#### Stated goal
Isolate every line in the records below with "Structural" in it.

━━━━━━━━━━━━━━━━━━━━

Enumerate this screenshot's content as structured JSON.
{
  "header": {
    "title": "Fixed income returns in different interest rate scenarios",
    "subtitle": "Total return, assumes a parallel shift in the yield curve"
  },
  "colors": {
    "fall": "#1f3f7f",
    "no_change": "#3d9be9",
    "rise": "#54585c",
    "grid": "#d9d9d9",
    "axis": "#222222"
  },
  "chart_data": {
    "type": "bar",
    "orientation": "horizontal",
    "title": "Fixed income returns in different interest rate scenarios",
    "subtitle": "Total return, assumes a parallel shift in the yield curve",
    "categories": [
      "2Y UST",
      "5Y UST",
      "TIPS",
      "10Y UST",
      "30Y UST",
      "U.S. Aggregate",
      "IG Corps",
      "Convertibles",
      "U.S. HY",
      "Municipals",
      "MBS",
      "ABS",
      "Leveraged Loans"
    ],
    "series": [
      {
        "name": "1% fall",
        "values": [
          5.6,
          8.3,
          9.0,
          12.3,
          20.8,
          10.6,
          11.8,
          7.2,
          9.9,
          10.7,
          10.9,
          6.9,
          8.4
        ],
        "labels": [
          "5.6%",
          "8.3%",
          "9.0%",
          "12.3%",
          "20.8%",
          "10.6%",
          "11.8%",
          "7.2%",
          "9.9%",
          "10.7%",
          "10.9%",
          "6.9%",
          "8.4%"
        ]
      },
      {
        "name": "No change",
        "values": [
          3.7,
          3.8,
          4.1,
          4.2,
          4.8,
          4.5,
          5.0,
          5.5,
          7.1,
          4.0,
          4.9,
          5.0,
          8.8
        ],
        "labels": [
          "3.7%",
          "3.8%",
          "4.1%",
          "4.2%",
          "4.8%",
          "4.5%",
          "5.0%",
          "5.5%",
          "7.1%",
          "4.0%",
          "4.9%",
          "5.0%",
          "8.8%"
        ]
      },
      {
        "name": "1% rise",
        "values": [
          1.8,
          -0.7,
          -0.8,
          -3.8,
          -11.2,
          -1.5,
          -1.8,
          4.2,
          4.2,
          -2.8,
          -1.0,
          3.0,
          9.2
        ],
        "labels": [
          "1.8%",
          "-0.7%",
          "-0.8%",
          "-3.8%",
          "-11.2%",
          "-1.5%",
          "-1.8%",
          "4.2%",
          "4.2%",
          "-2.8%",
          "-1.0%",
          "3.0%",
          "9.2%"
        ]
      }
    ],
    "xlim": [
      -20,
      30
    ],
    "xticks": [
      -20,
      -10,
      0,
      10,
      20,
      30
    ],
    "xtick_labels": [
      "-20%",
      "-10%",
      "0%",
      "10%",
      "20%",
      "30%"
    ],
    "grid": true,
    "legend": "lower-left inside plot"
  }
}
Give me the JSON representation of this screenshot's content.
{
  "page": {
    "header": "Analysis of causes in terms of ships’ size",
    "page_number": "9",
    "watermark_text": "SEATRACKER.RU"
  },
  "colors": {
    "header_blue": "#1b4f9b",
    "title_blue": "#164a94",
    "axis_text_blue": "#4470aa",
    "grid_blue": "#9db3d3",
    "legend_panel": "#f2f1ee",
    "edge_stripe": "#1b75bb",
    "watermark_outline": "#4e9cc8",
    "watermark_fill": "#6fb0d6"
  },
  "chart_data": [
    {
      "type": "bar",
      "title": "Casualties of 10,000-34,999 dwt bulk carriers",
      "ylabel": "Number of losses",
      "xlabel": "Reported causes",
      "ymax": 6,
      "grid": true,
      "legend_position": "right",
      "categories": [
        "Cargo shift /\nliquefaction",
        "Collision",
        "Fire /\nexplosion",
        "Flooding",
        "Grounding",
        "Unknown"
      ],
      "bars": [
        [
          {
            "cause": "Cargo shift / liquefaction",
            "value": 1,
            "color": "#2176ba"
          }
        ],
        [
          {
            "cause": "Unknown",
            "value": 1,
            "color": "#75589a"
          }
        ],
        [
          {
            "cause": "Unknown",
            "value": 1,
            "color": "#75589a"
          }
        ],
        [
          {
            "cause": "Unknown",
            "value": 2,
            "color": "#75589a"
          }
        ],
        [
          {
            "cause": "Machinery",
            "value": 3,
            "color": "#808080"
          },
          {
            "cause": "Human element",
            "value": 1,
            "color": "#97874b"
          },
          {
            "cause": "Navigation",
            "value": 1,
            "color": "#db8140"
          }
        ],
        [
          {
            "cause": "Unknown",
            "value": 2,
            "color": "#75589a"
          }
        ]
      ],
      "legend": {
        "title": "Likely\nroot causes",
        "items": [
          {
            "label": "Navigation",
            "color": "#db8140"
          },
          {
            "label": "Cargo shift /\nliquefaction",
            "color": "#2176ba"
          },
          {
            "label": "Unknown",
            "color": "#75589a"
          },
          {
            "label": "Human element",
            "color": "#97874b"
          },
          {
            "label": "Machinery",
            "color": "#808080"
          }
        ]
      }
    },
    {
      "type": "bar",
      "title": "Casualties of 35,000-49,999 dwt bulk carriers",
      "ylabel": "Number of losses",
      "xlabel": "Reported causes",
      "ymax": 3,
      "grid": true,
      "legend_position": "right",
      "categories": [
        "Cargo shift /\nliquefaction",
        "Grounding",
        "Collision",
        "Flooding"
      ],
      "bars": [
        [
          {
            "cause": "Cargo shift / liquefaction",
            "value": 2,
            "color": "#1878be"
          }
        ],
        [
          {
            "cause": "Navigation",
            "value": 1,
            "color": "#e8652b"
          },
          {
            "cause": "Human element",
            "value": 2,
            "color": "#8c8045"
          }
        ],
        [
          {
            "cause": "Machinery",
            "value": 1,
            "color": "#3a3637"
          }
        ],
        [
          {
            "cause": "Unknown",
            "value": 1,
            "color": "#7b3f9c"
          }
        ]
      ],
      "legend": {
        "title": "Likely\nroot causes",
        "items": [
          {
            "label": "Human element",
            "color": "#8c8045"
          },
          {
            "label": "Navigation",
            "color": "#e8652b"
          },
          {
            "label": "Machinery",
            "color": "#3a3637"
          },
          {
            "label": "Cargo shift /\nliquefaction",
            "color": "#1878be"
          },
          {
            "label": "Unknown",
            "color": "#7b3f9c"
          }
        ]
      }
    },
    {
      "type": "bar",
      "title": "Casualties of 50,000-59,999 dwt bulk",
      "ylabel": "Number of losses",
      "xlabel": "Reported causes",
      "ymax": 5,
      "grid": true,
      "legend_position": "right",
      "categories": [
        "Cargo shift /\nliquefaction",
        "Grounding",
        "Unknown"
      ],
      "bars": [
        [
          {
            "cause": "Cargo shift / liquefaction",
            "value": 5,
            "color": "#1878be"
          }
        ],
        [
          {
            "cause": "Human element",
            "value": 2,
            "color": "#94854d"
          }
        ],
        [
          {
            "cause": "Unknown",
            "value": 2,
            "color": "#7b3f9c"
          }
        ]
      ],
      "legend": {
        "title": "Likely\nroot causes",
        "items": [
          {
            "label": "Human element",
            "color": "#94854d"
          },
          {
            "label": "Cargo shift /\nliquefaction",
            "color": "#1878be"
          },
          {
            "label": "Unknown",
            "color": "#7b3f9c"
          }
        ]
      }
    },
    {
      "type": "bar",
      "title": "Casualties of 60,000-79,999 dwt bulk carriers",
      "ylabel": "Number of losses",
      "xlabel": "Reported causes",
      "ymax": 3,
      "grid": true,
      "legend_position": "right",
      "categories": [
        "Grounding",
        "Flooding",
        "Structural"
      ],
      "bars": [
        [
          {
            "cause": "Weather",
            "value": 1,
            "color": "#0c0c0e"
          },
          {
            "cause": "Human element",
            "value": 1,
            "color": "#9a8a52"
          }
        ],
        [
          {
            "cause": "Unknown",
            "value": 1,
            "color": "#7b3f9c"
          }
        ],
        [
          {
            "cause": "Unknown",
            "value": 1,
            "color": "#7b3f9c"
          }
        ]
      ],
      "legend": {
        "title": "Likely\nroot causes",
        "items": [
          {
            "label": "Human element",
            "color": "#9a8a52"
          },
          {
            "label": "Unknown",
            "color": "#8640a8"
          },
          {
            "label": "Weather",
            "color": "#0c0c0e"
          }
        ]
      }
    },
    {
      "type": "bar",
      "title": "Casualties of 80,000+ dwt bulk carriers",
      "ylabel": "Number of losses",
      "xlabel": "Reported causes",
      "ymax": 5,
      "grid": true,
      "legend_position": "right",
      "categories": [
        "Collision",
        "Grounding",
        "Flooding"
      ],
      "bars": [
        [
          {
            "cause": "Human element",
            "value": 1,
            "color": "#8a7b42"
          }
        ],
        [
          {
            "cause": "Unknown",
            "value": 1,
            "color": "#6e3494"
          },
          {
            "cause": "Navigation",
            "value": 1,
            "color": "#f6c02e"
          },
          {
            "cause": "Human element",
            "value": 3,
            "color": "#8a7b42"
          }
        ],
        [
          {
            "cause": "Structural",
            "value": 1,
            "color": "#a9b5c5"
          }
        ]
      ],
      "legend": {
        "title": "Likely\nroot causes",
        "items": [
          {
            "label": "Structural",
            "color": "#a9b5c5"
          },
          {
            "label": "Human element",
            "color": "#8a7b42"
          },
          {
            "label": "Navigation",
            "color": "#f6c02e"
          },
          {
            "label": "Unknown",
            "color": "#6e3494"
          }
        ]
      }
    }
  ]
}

━━━━━━━━━━━━━━━━━━━━

#### Worked solution
        "Structural"
            "cause": "Structural",
            "label": "Structural",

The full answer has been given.